(Data entries)
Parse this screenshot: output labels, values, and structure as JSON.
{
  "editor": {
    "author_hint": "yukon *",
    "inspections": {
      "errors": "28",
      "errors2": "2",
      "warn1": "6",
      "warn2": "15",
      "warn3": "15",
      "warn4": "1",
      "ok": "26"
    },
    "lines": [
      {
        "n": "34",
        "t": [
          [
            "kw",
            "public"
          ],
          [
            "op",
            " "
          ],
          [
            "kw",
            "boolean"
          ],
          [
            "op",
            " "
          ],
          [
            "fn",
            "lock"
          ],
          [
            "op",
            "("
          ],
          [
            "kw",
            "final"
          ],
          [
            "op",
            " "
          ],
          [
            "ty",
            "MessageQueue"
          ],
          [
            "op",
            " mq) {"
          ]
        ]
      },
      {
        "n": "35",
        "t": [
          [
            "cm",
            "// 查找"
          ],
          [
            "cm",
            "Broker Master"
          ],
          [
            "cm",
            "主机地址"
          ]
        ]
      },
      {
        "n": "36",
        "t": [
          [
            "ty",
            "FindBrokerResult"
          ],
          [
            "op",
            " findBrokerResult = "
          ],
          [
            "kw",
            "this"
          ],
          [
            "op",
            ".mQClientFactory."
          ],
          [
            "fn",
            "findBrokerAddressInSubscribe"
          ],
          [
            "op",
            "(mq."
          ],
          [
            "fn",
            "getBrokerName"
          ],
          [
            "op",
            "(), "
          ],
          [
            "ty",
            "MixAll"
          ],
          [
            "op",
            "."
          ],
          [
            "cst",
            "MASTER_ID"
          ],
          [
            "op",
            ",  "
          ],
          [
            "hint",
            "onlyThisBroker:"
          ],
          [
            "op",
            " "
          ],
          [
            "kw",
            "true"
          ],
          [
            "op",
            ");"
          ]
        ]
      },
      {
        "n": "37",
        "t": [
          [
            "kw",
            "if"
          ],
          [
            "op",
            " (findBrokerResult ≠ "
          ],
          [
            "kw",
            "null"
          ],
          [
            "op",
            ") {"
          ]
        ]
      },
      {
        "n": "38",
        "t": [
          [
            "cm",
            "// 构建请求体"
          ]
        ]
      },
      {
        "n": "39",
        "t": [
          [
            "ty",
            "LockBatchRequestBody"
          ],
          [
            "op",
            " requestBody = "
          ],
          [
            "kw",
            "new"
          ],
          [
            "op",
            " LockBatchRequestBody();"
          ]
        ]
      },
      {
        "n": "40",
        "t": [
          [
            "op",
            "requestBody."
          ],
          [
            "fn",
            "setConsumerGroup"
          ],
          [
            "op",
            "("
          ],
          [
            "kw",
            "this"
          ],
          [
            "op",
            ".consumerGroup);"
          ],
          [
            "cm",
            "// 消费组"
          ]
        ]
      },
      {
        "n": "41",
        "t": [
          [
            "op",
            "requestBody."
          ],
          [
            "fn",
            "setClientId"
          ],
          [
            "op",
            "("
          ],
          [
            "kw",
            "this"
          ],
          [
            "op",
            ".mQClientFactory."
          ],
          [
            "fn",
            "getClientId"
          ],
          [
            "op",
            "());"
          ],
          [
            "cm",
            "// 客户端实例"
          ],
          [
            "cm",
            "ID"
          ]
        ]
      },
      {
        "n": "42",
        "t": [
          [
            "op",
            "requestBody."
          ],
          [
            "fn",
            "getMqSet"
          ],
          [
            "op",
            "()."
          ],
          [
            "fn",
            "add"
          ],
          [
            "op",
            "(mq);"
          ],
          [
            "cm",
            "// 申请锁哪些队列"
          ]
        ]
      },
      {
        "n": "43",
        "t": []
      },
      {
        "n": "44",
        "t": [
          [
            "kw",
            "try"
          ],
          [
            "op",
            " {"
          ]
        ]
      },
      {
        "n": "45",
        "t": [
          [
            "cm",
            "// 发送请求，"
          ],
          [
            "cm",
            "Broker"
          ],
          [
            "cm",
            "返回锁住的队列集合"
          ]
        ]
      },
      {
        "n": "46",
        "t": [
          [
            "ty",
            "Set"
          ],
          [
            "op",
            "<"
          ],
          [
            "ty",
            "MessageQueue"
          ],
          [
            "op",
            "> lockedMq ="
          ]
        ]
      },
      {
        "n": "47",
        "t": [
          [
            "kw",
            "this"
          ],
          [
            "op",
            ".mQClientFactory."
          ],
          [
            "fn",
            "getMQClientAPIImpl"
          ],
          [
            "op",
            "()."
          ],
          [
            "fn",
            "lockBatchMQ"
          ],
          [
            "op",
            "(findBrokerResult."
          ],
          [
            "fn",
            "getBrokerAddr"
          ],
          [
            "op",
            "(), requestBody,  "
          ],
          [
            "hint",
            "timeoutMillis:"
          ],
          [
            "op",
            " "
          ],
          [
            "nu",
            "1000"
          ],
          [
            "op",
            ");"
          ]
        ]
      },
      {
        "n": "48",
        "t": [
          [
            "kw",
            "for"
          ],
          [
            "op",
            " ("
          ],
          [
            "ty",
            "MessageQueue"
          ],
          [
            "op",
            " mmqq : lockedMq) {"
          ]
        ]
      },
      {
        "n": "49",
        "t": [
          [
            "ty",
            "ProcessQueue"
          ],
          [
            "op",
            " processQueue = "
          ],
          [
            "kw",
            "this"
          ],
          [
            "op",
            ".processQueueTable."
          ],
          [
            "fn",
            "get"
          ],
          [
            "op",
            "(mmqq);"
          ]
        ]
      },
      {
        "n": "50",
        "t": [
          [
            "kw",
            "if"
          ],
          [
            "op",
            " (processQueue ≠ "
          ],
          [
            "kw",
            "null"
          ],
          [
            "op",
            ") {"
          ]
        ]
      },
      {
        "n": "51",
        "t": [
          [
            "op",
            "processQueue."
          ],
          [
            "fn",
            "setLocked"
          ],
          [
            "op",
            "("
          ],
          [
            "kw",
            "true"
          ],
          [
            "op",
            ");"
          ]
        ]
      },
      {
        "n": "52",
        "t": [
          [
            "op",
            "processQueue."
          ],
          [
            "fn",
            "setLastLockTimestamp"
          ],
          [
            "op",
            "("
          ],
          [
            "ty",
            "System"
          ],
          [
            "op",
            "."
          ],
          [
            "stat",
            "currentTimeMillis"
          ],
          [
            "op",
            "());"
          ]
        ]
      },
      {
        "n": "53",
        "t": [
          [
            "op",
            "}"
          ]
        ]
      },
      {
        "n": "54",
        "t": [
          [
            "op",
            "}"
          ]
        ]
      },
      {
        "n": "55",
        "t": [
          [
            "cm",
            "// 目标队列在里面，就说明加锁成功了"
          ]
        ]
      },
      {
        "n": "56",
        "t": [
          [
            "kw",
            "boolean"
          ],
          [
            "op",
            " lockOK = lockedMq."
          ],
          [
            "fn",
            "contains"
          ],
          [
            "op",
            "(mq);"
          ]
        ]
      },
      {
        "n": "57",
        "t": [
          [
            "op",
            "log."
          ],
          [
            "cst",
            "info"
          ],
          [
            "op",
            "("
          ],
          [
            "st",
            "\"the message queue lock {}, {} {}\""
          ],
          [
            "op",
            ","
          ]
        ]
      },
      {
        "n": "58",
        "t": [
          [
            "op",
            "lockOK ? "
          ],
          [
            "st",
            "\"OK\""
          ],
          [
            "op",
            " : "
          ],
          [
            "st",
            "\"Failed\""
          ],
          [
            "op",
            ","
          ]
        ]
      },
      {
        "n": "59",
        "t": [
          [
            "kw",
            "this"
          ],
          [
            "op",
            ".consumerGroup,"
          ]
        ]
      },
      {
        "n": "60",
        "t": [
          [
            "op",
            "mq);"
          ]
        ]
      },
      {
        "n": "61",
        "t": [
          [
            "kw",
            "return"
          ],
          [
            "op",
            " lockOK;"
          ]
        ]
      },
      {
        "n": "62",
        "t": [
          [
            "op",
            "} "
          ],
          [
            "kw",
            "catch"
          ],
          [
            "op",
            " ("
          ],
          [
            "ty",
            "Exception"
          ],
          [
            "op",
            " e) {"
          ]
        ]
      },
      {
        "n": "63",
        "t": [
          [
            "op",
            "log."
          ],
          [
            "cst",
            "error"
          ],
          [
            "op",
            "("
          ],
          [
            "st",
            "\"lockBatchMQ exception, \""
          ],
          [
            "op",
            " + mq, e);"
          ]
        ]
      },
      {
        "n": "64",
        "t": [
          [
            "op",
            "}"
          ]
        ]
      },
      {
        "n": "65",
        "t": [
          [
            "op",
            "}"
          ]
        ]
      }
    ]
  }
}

EXERCISE AIM => Filter the records above and return every line that holds the word "lockedMq".

FINAL RESULT =>
            "> lockedMq ="
            " mmqq : lockedMq) {"
            " lockOK = lockedMq."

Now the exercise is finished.